[Dataset items]
════════════════
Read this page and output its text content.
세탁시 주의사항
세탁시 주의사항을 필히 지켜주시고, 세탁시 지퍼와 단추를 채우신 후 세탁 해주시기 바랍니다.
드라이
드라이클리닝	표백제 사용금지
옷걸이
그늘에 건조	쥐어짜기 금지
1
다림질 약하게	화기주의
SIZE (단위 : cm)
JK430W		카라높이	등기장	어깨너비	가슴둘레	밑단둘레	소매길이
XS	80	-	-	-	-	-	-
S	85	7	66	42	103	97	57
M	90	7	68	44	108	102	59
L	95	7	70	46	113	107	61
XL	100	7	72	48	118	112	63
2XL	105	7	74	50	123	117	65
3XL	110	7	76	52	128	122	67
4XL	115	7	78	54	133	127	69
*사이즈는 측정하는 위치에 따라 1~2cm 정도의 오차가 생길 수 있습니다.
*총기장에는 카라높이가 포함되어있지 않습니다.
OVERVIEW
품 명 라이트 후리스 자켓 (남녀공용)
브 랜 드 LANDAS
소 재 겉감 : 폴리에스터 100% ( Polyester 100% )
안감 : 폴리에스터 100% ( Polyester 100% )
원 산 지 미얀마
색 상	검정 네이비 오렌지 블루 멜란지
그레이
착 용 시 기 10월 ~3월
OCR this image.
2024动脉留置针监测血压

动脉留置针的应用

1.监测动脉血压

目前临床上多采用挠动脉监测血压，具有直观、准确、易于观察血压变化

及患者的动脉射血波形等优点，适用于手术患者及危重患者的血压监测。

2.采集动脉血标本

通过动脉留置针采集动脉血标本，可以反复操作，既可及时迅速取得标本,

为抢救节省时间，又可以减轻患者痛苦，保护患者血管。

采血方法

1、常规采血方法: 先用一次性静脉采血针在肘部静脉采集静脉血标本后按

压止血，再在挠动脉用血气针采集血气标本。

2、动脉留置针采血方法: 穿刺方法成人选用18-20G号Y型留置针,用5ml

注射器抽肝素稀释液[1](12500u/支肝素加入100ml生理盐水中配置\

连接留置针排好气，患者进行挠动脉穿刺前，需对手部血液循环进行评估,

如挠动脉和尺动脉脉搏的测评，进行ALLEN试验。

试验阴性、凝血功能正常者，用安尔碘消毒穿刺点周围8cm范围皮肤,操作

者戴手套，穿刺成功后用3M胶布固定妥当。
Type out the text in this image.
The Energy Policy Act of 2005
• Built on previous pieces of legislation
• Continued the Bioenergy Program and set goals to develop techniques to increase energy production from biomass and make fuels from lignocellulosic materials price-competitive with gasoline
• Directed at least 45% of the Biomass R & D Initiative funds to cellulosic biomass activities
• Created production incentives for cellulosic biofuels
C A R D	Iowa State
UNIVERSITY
════════════════
_REQUIRED WORK_
Give the complete listing a second time, exactly as it reads.

_ANSWER TO THIS TASK_
Read this page and output its text content.
세탁시 주의사항
세탁시 주의사항을 필히 지켜주시고, 세탁시 지퍼와 단추를 채우신 후 세탁 해주시기 바랍니다.
드라이
드라이클리닝	표백제 사용금지
옷걸이
그늘에 건조	쥐어짜기 금지
1
다림질 약하게	화기주의
SIZE (단위 : cm)
JK430W		카라높이	등기장	어깨너비	가슴둘레	밑단둘레	소매길이
XS	80	-	-	-	-	-	-
S	85	7	66	42	103	97	57
M	90	7	68	44	108	102	59
L	95	7	70	46	113	107	61
XL	100	7	72	48	118	112	63
2XL	105	7	74	50	123	117	65
3XL	110	7	76	52	128	122	67
4XL	115	7	78	54	133	127	69
*사이즈는 측정하는 위치에 따라 1~2cm 정도의 오차가 생길 수 있습니다.
*총기장에는 카라높이가 포함되어있지 않습니다.
OVERVIEW
품 명 라이트 후리스 자켓 (남녀공용)
브 랜 드 LANDAS
소 재 겉감 : 폴리에스터 100% ( Polyester 100% )
안감 : 폴리에스터 100% ( Polyester 100% )
원 산 지 미얀마
색 상	검정 네이비 오렌지 블루 멜란지
그레이
착 용 시 기 10월 ~3월
OCR this image.
2024动脉留置针监测血压

动脉留置针的应用

1.监测动脉血压

目前临床上多采用挠动脉监测血压，具有直观、准确、易于观察血压变化

及患者的动脉射血波形等优点，适用于手术患者及危重患者的血压监测。

2.采集动脉血标本

通过动脉留置针采集动脉血标本，可以反复操作，既可及时迅速取得标本,

为抢救节省时间，又可以减轻患者痛苦，保护患者血管。

采血方法

1、常规采血方法: 先用一次性静脉采血针在肘部静脉采集静脉血标本后按

压止血，再在挠动脉用血气针采集血气标本。

2、动脉留置针采血方法: 穿刺方法成人选用18-20G号Y型留置针,用5ml

注射器抽肝素稀释液[1](12500u/支肝素加入100ml生理盐水中配置\

连接留置针排好气，患者进行挠动脉穿刺前，需对手部血液循环进行评估,

如挠动脉和尺动脉脉搏的测评，进行ALLEN试验。

试验阴性、凝血功能正常者，用安尔碘消毒穿刺点周围8cm范围皮肤,操作

者戴手套，穿刺成功后用3M胶布固定妥当。
Type out the text in this image.
The Energy Policy Act of 2005
• Built on previous pieces of legislation
• Continued the Bioenergy Program and set goals to develop techniques to increase energy production from biomass and make fuels from lignocellulosic materials price-competitive with gasoline
• Directed at least 45% of the Biomass R & D Initiative funds to cellulosic biomass activities
• Created production incentives for cellulosic biofuels
C A R D	Iowa State
UNIVERSITY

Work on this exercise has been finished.